* _What to work on_:
Copy each line of the entries that contains the word "class".
--- START OF Entries shown ---
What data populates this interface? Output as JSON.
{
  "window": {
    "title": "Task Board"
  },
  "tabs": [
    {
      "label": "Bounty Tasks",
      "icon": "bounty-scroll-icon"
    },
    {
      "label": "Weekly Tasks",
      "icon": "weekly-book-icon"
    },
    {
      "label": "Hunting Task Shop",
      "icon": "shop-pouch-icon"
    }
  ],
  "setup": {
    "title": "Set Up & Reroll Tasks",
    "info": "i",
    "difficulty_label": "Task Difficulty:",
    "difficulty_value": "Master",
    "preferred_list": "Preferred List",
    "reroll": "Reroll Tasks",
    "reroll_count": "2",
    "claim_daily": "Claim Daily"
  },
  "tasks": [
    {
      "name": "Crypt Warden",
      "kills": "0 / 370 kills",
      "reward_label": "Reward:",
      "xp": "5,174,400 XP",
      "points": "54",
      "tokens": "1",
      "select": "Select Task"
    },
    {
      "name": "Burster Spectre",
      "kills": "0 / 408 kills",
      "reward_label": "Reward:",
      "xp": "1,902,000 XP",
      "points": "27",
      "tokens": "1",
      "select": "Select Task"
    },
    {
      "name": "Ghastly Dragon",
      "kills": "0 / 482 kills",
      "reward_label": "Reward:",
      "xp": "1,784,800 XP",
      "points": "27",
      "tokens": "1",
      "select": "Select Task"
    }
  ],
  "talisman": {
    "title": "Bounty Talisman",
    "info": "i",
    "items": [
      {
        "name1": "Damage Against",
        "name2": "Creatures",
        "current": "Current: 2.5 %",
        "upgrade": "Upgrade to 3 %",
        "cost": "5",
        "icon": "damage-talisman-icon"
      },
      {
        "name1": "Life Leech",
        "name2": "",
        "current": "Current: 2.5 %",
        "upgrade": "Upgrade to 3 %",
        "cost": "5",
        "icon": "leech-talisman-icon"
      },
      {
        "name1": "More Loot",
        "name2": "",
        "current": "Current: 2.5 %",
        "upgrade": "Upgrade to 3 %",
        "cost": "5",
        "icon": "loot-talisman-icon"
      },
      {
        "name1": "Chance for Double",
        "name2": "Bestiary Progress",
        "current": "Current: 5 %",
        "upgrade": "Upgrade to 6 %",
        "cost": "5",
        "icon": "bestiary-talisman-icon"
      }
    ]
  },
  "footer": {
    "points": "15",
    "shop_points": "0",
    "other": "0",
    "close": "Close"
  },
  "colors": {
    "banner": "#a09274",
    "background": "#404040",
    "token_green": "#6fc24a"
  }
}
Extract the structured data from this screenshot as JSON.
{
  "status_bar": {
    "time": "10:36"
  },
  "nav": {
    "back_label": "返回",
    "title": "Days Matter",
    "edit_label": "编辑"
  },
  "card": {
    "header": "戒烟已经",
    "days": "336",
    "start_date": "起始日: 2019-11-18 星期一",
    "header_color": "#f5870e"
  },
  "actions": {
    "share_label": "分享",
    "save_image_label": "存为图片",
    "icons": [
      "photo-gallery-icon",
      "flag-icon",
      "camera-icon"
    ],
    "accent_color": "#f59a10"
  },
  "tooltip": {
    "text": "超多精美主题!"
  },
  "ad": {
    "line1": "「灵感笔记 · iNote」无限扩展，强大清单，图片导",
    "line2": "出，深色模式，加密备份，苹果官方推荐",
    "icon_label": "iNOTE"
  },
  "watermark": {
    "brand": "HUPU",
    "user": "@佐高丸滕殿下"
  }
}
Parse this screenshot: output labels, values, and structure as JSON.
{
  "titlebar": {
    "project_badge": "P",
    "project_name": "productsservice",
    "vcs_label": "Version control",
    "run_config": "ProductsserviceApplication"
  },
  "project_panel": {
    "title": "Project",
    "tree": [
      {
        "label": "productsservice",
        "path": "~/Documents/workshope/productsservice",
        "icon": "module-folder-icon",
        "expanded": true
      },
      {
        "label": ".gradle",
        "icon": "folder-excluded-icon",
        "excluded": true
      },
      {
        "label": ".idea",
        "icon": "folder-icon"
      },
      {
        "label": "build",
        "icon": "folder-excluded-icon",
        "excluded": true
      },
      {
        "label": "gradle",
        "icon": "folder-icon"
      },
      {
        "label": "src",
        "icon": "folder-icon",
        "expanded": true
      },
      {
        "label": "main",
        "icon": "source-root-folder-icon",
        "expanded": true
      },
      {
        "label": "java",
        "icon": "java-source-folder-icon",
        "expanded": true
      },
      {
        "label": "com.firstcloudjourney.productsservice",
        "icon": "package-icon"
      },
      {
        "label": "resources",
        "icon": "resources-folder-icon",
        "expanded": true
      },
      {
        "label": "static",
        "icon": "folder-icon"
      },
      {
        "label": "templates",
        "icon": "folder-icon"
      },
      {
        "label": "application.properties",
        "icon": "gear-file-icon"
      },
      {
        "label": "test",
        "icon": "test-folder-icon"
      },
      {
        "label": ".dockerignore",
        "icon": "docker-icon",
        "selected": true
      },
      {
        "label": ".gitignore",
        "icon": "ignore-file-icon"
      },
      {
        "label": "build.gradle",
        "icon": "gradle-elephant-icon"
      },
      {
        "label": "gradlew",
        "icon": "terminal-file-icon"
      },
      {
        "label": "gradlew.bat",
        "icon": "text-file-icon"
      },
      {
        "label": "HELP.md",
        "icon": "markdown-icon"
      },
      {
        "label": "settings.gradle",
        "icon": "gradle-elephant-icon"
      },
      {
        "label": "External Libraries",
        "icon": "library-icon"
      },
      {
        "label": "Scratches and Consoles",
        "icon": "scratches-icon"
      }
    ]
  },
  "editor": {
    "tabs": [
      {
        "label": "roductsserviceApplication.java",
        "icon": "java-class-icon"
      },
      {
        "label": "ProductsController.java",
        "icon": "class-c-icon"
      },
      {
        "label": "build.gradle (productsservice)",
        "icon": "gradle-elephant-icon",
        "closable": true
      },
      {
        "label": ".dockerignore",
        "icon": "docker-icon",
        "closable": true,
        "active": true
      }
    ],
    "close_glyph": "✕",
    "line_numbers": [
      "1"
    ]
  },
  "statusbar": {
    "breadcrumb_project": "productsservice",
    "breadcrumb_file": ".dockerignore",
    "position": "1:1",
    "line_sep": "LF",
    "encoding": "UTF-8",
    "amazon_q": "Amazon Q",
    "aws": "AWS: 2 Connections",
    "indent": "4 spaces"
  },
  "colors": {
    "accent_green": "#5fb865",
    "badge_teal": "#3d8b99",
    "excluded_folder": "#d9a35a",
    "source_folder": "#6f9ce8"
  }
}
--- END OF Entries shown ---
* _Problem solution_:
        "icon": "java-class-icon"
        "icon": "class-c-icon"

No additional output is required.